[TEXT EXCERPT]
-- START --
Tag Archives: Foundation Design

NCHRP micropile study report published – NCHRP Report 989

At long last, the report for the NCHRP micropile study performed by Erik, Dan D., and Andy is published. The report, Reliability-Based Geotechnical Resistance Factors for Axially Loaded Micropiles, is the result of a considerable research effort that aims to rework AASHTO’s micropile design methods. Highlights of the research tasks are listed below.

 

  • Compile a database of micropile load tests and organize the database by micropile type and ground conditions.
  • Develop new presumptive and predictive models for micropile design. The presumptive models are based only on micropile type and ground condition; the predictive models further consider soil or rock strength.
  • Calibrate probabilistic resistance factors for micropile design based on presumptive and predictive models, and for designs based on site-specific load tests. If adopted, the resistance factors for designs based on load tests would be the first for AASHTO to be based on probabilistic calibration rather than fitting to historical practices.

 

The report can be downloaded for free from TRB’s website:

 

https://www.trb.org/Publications/Blurbs/182710.aspx

Goethals Bridge – Up and out of the ground

(Post and photos provided by John Turner, Ph.D., P.E., D.GE of DBA.)

DBA has had the privilege to be the geotechnical/foundation engineer for the Goethals Bridge Replacement (GBR)Project, a design-build project for the Port Authority of New York & New Jersey (PANYNJ). The project will replace the existing Goethals Bridge that was built in the 1920s and carries I-278 over the Arthur Kill River between Elizabeth, New Jersey and Staten Island, New York.
-- END --
[REQUIRED WORK]
1. Answer these questions using the foundation design page:
(a) What is the title of the report from the NCHRP micropile study?
(b) On what are the presumptive models for micropile design based?
(c) Which highway does the existing Goethals Bridge carry?
2. Print everything in the foundation design page from "NCHRP micropile study report" down to "are listed below.".

Spatial annotation records
-- START --
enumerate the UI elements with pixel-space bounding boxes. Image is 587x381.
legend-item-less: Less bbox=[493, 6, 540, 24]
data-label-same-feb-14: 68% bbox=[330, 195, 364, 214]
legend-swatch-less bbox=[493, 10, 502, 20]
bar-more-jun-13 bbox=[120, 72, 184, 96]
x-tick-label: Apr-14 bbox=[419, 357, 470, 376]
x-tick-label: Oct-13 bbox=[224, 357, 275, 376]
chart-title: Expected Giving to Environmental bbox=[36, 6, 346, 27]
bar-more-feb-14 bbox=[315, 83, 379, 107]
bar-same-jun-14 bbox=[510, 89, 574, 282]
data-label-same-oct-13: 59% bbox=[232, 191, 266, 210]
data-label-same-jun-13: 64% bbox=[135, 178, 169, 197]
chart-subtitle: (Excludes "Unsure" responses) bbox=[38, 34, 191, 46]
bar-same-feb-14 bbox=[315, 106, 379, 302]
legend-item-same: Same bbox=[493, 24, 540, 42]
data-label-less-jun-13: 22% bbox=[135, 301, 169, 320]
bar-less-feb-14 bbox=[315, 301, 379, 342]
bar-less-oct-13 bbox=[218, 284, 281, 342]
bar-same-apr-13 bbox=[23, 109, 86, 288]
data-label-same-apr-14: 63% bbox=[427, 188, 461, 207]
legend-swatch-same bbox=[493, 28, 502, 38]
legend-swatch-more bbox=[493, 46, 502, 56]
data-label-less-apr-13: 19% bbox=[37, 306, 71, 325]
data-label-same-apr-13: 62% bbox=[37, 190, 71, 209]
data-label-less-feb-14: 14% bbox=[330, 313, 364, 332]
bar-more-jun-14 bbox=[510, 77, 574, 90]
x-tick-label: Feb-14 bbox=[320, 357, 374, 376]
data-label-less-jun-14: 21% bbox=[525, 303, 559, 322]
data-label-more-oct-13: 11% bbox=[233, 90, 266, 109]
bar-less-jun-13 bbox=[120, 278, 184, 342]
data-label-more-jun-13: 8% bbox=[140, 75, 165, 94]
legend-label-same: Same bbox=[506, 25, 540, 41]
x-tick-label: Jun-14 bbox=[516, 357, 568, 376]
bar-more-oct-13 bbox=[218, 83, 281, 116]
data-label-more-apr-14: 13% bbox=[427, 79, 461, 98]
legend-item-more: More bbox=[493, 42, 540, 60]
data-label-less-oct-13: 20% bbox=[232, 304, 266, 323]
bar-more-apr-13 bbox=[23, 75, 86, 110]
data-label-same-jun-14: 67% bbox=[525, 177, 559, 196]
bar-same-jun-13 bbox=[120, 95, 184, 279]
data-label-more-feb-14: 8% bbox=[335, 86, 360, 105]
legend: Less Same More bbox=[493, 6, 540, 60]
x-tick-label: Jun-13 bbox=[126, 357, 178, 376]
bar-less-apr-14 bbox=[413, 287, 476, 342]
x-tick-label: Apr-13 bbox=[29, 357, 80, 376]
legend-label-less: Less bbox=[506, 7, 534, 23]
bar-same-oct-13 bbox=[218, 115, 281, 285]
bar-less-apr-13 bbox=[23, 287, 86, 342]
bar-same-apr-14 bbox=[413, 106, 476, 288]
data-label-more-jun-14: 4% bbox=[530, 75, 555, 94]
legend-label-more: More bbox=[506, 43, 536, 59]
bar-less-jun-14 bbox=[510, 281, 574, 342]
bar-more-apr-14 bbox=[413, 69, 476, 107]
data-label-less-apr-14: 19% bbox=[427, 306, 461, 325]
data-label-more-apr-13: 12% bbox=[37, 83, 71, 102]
-- END --
[OUTPUTS FOR THE TASKS]
1.
(a) Reliability-Based Geotechnical Resistance Factors for Axially Loaded Micropiles
(b) Only micropile type and ground condition
(c) I-278

2.
NCHRP micropile study report published – NCHRP Report 989

At long last, the report for the NCHRP micropile study performed by Erik, Dan D., and Andy is published. The report, Reliability-Based Geotechnical Resistance Factors for Axially Loaded Micropiles, is the result of a considerable research effort that aims to rework AASHTO’s micropile design methods. Highlights of the research tasks are listed below.